> [WRITTEN TASK]
Could you carry on the post about banning stage magic questions, picking up right after its final sentence?

> [PROVIDED PASSAGE]
§ §
I think we might need to impose tighter standards on the quality of questions in this area, but I think any blanket ban would pose too many problems. I think revealing tricks should not usually be a problem as it should be possible to create good answers without doing so if they are carefully thought through.

The problem about blanket bans on magic questions or answers is that they make some classes of obviously notable claims hard to deal with. For example, questions about whether Uri Geller has "special" powers. He claims so in public and many people believe him. Various Psychics make similar claims in related areas. But notable skeptics such as Randi, who claims that his tricks involve misdirection and prestidigitation, can reproduce exactly the same effects. A satisfactory resolution of the claim requires some level of discussion of stage magic. I would be skeptically satisfied that claims for special powers are debunked if someone like Randi can produce the same effect under the same conditions.

We don't need to reveal how Randi does it in order to be mostly convinced of the key issue, though. This isn't perfect, but unless we pose a conspiracy theory ("Randi really does have special powers, he just won't admit it") it should usually be good enough that he can demonstrate an equivalent "trick" and claim is is based on misdirection for us to be happy that "special powers" are not required.
§ §
> [EXTRACTED DATA]
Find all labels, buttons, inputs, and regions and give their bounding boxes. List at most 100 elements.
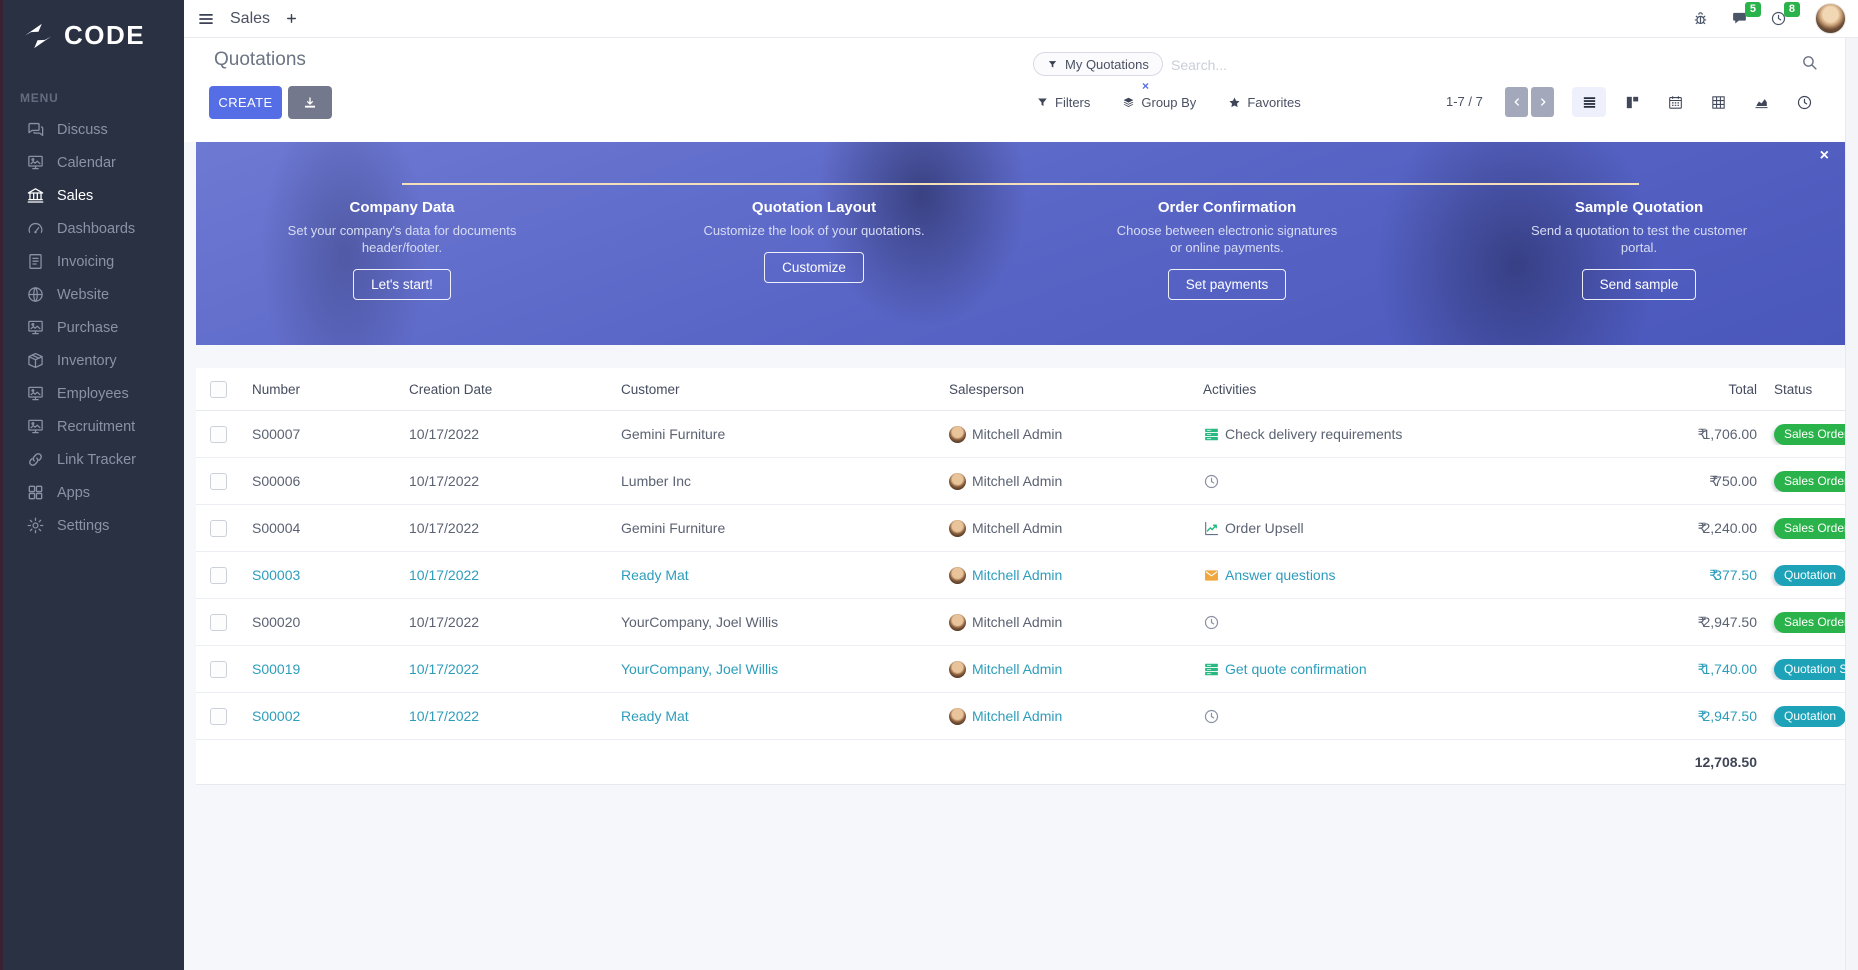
row-activity[interactable]: [1203, 614, 1635, 631]
sidebar-item-purchase[interactable]: Purchase: [0, 311, 184, 344]
table-row[interactable]: S00002 10/17/2022 Ready Mat Mitchell Admin ₹…: [196, 693, 1846, 740]
column-header-creation-date[interactable]: Creation Date: [409, 381, 493, 397]
apps-icon: [26, 483, 45, 502]
sidebar-item-discuss[interactable]: Discuss: [0, 113, 184, 146]
row-creation-date: 10/17/2022: [409, 426, 480, 442]
app-tab-sales[interactable]: Sales: [230, 9, 271, 27]
messages-menu[interactable]: 5: [1731, 2, 1761, 27]
inventory-icon: [26, 351, 45, 370]
group-by-button[interactable]: Group By: [1122, 95, 1196, 110]
create-button[interactable]: CREATE: [209, 86, 282, 119]
kanban-view-icon: [1624, 94, 1641, 111]
quotation-number-link[interactable]: S00002: [252, 708, 301, 724]
row-checkbox[interactable]: [210, 707, 227, 725]
kanban-view-button[interactable]: [1615, 87, 1649, 117]
sales-icon: [26, 186, 45, 205]
row-activity[interactable]: Order Upsell: [1203, 520, 1635, 537]
column-header-status[interactable]: Status: [1774, 381, 1813, 397]
calendar-view-button[interactable]: [1658, 87, 1692, 117]
list-view-button[interactable]: [1572, 87, 1606, 117]
row-salesperson: Mitchell Admin: [949, 566, 1203, 584]
column-header-customer[interactable]: Customer: [621, 381, 680, 397]
graph-view-button[interactable]: [1744, 87, 1778, 117]
customize-button[interactable]: Customize: [764, 252, 864, 283]
row-activity[interactable]: [1203, 708, 1635, 725]
sidebar-item-link-tracker[interactable]: Link Tracker: [0, 443, 184, 476]
row-customer: YourCompany, Joel Willis: [621, 614, 779, 630]
row-checkbox[interactable]: [210, 660, 227, 678]
column-header-activities[interactable]: Activities: [1203, 381, 1257, 397]
row-checkbox[interactable]: [210, 566, 227, 584]
quotation-number-link[interactable]: S00007: [252, 426, 301, 442]
website-icon: [26, 285, 45, 304]
table-row[interactable]: S00020 10/17/2022 YourCompany, Joel Willis…: [196, 599, 1846, 646]
pivot-view-button[interactable]: [1701, 87, 1735, 117]
row-customer: YourCompany, Joel Willis: [621, 661, 779, 677]
quotation-number-link[interactable]: S00006: [252, 473, 301, 489]
column-header-total[interactable]: Total: [1728, 381, 1757, 397]
sidebar-item-invoicing[interactable]: Invoicing: [0, 245, 184, 278]
quotation-number-link[interactable]: S00020: [252, 614, 301, 630]
activity-view-button[interactable]: [1787, 87, 1821, 117]
quotation-number-link[interactable]: S00004: [252, 520, 301, 536]
table-row[interactable]: S00003 10/17/2022 Ready Mat Mitchell Admin A…: [196, 552, 1846, 599]
brand-logo[interactable]: CODE: [0, 0, 184, 51]
hamburger-menu-icon[interactable]: [197, 10, 215, 28]
search-input[interactable]: [1169, 51, 1733, 79]
sidebar-item-dashboards[interactable]: Dashboards: [0, 212, 184, 245]
select-all-checkbox[interactable]: [210, 380, 227, 398]
add-tab-icon[interactable]: [285, 12, 298, 25]
sidebar-item-recruitment[interactable]: Recruitment: [0, 410, 184, 443]
banner-close-icon[interactable]: ×: [1819, 147, 1829, 164]
search-facet[interactable]: My Quotations: [1033, 52, 1163, 76]
table-row[interactable]: S00006 10/17/2022 Lumber Inc Mitchell Admin…: [196, 458, 1846, 505]
sidebar-item-inventory[interactable]: Inventory: [0, 344, 184, 377]
row-activity[interactable]: Get quote confirmation: [1203, 661, 1635, 678]
sidebar-item-employees[interactable]: Employees: [0, 377, 184, 410]
sidebar-item-sales[interactable]: Sales: [0, 179, 184, 212]
onboarding-step-order-confirmation: Order Confirmation Choose between electro…: [1077, 178, 1377, 300]
sidebar-item-label: Settings: [57, 517, 110, 534]
quotation-number-link[interactable]: S00003: [252, 567, 301, 583]
pager-previous-button[interactable]: [1505, 87, 1528, 117]
row-checkbox[interactable]: [210, 425, 227, 443]
status-badge: Quotation: [1774, 564, 1846, 586]
sidebar-item-settings[interactable]: Settings: [0, 509, 184, 542]
debug-bug-icon[interactable]: [1692, 10, 1709, 27]
sidebar-item-label: Website: [57, 286, 110, 303]
column-header-number[interactable]: Number: [252, 381, 301, 397]
favorites-button[interactable]: Favorites: [1228, 95, 1301, 110]
chat-icon: [1731, 10, 1748, 27]
row-checkbox[interactable]: [210, 519, 227, 537]
activities-menu[interactable]: 8: [1770, 2, 1800, 27]
brand-mark-icon: [22, 22, 54, 50]
sidebar-item-apps[interactable]: Apps: [0, 476, 184, 509]
facet-remove-icon[interactable]: ×: [1142, 79, 1150, 93]
table-row[interactable]: S00004 10/17/2022 Gemini Furniture Mitchell…: [196, 505, 1846, 552]
row-activity[interactable]: Check delivery requirements: [1203, 426, 1635, 443]
column-header-salesperson[interactable]: Salesperson: [949, 381, 1025, 397]
row-checkbox[interactable]: [210, 613, 227, 631]
sidebar-item-calendar[interactable]: Calendar: [0, 146, 184, 179]
row-activity[interactable]: [1203, 473, 1635, 490]
send-sample-button[interactable]: Send sample: [1581, 269, 1697, 300]
pager-range: 1-7 / 7: [1446, 94, 1483, 109]
let-s-start-button[interactable]: Let's start!: [353, 269, 451, 300]
status-badge: Sales Order: [1774, 423, 1846, 445]
search-icon[interactable]: [1801, 54, 1818, 71]
row-activity[interactable]: Answer questions: [1203, 567, 1635, 584]
table-row[interactable]: S00007 10/17/2022 Gemini Furniture Mitchell…: [196, 411, 1846, 458]
export-button[interactable]: [288, 86, 332, 119]
calendar-view-icon: [1667, 94, 1684, 111]
scrollbar-track[interactable]: [1845, 37, 1858, 970]
filters-button[interactable]: Filters: [1036, 95, 1090, 110]
star-icon: [1228, 96, 1241, 109]
row-checkbox[interactable]: [210, 472, 227, 490]
quotation-number-link[interactable]: S00019: [252, 661, 301, 677]
pager-next-button[interactable]: [1531, 87, 1554, 117]
user-avatar[interactable]: [1815, 3, 1846, 34]
set-payments-button[interactable]: Set payments: [1167, 269, 1287, 300]
table-row[interactable]: S00019 10/17/2022 YourCompany, Joel Willis…: [196, 646, 1846, 693]
filter-icon: [1036, 96, 1049, 109]
sidebar-item-website[interactable]: Website: [0, 278, 184, 311]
§ §
> [TASK RESPONSE]
This leaves a grey area for some Derren Brown tricks. He sometimes seems to create false explanations for how his results are achieved. I think it should be legitimate to question those false claims where they have notable implications (perhaps something like "does NLP allow you to manipulate other people?") Another view would be that he is just raising the game about the ways he misdirects your attention so it is no different from asking how a normal card trick is done. I think notability here has to be judged on whether there are wider implications of his claimed method (can hypnotism persuade someone to rob a bank?) I would accept an answer from another magician who claims to be able to reproduce on of these tricks via normal stage magic without psychological trickery. This would debunk some of Brown's spurious claims about how his tricks work. But I still don't absolutely require knowing how the trick is really done.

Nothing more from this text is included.